**Instruction:** Could every line of the data be printed exactly as it reads?

-- start Materials provided --

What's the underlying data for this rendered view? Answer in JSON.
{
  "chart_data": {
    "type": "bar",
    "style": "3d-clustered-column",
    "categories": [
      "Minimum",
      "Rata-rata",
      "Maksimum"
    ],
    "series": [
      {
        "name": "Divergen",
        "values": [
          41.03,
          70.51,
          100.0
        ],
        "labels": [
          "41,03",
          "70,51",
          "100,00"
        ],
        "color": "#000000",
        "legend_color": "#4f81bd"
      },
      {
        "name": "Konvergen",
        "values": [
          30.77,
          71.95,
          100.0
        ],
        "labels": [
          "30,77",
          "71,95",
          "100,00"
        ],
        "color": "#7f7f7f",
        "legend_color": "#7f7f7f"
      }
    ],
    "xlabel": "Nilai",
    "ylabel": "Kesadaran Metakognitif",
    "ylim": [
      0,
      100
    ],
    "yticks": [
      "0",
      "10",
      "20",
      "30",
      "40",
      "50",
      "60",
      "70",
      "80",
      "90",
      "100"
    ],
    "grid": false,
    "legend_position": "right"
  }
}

-- end Materials provided --

**Output for this exercise:**
What's the underlying data for this rendered view? Answer in JSON.
{
  "chart_data": {
    "type": "bar",
    "style": "3d-clustered-column",
    "categories": [
      "Minimum",
      "Rata-rata",
      "Maksimum"
    ],
    "series": [
      {
        "name": "Divergen",
        "values": [
          41.03,
          70.51,
          100.0
        ],
        "labels": [
          "41,03",
          "70,51",
          "100,00"
        ],
        "color": "#000000",
        "legend_color": "#4f81bd"
      },
      {
        "name": "Konvergen",
        "values": [
          30.77,
          71.95,
          100.0
        ],
        "labels": [
          "30,77",
          "71,95",
          "100,00"
        ],
        "color": "#7f7f7f",
        "legend_color": "#7f7f7f"
      }
    ],
    "xlabel": "Nilai",
    "ylabel": "Kesadaran Metakognitif",
    "ylim": [
      0,
      100
    ],
    "yticks": [
      "0",
      "10",
      "20",
      "30",
      "40",
      "50",
      "60",
      "70",
      "80",
      "90",
      "100"
    ],
    "grid": false,
    "legend_position": "right"
  }
}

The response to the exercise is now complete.